◆ **Description of the task**
Please write out exactly the lines that begin at the line containing "Output a JSON" and run to the end of the records.
━━ Data excerpts
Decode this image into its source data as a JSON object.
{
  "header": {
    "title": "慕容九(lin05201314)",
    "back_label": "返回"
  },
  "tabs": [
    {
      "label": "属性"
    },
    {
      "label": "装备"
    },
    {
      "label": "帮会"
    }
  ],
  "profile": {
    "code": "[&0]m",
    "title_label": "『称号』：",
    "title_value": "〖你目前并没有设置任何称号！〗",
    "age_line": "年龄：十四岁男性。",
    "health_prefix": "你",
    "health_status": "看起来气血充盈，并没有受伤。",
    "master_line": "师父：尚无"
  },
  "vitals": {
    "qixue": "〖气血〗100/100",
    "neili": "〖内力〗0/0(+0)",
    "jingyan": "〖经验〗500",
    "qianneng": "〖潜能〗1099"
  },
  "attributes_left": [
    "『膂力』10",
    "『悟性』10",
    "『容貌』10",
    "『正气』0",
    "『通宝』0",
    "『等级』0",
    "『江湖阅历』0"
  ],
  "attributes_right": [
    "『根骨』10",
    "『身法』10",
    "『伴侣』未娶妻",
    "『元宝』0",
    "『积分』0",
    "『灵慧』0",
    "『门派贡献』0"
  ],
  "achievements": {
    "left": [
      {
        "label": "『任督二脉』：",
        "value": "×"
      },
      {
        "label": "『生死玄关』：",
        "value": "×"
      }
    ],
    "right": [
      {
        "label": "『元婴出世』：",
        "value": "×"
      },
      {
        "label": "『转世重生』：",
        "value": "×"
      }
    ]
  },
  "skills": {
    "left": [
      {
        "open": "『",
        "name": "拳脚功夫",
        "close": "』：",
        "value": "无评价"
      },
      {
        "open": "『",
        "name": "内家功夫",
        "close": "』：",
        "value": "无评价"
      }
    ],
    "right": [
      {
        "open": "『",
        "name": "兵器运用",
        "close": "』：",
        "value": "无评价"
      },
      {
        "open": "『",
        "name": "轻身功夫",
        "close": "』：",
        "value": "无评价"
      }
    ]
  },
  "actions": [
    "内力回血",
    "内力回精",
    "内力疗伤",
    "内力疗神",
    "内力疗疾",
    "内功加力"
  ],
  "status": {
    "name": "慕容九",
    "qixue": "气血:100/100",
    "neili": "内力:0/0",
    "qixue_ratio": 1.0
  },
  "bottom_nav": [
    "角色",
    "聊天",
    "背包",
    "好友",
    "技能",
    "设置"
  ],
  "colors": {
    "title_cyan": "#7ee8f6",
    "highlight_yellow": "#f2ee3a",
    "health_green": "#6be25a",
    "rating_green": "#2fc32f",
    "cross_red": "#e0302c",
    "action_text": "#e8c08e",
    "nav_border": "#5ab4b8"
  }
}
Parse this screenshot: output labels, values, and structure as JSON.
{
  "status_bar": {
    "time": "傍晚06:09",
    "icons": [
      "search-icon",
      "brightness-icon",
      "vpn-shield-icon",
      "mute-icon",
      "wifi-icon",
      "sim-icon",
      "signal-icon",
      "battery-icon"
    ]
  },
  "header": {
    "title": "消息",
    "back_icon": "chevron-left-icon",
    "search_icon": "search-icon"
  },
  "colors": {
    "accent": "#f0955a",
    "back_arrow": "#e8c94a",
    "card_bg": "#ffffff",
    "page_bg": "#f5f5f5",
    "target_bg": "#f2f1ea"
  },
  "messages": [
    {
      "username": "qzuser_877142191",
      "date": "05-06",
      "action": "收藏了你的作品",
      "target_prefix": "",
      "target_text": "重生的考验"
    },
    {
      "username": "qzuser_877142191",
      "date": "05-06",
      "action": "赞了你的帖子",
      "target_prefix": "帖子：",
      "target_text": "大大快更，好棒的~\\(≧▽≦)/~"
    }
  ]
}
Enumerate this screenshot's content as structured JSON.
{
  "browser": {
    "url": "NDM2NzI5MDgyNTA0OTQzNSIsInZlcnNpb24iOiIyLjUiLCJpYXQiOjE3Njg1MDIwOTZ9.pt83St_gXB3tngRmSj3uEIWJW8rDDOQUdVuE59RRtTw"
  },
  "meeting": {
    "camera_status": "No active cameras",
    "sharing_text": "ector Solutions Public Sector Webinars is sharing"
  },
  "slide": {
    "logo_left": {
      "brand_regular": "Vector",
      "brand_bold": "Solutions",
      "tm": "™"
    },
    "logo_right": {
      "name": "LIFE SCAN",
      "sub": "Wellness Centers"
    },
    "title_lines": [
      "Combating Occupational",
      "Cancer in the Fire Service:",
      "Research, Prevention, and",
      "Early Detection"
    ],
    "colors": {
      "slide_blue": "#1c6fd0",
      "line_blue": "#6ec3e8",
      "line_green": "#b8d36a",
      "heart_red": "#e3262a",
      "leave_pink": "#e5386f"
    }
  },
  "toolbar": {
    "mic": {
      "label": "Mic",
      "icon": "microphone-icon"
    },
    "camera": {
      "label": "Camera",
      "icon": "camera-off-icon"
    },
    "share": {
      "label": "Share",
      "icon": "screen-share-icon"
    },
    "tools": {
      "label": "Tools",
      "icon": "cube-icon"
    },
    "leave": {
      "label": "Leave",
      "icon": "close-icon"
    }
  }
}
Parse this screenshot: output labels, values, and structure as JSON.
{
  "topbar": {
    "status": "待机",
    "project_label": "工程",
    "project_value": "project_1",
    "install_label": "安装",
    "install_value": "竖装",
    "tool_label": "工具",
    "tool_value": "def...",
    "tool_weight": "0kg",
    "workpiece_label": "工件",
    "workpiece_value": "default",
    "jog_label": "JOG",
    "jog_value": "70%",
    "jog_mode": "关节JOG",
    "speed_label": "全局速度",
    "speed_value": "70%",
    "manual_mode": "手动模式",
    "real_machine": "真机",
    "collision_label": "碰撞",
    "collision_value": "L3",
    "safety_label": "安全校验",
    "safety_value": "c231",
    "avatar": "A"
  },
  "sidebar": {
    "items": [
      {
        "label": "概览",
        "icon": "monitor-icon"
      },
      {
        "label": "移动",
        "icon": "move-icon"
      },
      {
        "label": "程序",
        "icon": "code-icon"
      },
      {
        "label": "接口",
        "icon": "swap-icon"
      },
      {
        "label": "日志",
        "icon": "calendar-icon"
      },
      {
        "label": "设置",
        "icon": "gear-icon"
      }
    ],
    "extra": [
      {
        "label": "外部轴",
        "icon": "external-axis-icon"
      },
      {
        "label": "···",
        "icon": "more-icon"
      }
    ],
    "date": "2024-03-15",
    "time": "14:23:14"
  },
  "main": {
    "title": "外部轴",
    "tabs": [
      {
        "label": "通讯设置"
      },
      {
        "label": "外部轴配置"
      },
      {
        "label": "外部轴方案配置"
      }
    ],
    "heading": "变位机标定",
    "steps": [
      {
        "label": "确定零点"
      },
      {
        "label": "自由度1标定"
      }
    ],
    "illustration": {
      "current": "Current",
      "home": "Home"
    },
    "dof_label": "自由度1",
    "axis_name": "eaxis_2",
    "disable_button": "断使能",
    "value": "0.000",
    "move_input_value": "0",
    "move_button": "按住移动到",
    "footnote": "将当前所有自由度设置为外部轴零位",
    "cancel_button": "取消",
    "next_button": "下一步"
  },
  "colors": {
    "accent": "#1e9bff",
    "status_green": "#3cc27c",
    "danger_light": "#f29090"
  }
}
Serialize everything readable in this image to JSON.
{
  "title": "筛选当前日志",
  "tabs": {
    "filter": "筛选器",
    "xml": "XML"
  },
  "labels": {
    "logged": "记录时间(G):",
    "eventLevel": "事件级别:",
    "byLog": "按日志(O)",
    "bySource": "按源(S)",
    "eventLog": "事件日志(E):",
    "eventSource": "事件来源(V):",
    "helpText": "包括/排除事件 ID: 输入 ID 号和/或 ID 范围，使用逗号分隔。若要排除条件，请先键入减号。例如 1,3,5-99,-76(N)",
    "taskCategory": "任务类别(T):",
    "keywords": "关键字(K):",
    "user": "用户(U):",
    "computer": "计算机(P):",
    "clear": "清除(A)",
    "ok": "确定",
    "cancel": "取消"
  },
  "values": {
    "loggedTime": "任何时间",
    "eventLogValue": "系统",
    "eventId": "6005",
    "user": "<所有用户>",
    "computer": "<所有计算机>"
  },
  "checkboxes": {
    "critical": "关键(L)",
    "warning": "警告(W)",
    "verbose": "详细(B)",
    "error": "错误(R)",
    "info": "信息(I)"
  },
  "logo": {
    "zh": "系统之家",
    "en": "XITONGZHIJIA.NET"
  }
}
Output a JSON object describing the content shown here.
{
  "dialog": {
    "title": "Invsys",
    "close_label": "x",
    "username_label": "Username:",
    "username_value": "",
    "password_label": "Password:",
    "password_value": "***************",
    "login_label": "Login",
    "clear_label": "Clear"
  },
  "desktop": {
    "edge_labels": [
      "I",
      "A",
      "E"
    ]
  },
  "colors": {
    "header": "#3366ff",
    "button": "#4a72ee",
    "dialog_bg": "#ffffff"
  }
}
━━━━
◆ **Answer to this task**
Output a JSON object describing the content shown here.
{
  "dialog": {
    "title": "Invsys",
    "close_label": "x",
    "username_label": "Username:",
    "username_value": "",
    "password_label": "Password:",
    "password_value": "***************",
    "login_label": "Login",
    "clear_label": "Clear"
  },
  "desktop": {
    "edge_labels": [
      "I",
      "A",
      "E"
    ]
  },
  "colors": {
    "header": "#3366ff",
    "button": "#4a72ee",
    "dialog_bg": "#ffffff"
  }
}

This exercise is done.